- [GIVEN TASK] Return each line containing "this".

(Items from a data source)
::::

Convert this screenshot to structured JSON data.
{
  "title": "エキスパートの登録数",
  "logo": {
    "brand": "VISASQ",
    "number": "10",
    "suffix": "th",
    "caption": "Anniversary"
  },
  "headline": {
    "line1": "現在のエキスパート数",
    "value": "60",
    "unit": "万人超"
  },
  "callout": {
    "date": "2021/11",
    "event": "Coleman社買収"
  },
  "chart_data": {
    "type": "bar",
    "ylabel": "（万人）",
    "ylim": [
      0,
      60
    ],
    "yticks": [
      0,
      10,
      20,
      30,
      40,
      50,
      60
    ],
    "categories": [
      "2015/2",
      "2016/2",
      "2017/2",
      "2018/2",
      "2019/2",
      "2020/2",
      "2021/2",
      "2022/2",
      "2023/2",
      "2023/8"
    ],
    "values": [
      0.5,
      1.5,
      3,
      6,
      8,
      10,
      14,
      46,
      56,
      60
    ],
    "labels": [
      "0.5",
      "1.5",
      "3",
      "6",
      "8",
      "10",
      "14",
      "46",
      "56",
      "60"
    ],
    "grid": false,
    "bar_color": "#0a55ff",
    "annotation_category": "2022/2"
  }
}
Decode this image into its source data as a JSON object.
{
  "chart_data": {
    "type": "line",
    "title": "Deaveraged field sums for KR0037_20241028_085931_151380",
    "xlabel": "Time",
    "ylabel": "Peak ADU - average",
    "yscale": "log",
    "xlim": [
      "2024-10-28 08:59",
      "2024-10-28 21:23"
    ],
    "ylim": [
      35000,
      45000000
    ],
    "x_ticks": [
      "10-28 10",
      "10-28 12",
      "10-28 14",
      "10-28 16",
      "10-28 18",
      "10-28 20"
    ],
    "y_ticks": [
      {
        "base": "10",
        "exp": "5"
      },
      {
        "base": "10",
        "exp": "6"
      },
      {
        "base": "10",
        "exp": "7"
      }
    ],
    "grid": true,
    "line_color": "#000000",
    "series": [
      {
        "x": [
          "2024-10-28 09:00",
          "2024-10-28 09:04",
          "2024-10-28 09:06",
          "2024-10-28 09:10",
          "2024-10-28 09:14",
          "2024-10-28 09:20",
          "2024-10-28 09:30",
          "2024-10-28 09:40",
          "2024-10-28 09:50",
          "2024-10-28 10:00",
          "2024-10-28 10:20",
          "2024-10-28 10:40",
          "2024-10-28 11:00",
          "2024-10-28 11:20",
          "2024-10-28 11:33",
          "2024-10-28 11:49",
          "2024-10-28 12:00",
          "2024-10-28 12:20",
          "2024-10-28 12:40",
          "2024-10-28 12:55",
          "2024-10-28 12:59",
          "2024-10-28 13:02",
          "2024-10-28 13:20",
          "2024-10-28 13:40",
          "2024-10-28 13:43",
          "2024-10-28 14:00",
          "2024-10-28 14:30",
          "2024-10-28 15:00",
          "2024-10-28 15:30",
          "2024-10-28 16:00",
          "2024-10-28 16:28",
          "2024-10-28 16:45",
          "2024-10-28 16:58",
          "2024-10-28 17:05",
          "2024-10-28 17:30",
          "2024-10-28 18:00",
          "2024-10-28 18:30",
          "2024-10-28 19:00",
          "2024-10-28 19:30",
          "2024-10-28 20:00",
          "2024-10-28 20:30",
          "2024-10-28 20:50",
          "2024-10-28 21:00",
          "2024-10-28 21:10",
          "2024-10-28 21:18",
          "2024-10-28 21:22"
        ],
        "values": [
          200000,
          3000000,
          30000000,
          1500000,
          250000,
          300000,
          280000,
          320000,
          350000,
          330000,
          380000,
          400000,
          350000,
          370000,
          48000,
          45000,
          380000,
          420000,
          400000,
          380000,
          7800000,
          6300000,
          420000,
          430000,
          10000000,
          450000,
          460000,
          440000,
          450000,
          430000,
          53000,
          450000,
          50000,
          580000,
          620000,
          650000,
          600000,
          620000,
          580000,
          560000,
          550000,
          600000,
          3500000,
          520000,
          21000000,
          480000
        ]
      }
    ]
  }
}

::::

- [EXERCISE RESULT]
Convert this screenshot to structured JSON data.
Decode this image into its source data as a JSON object.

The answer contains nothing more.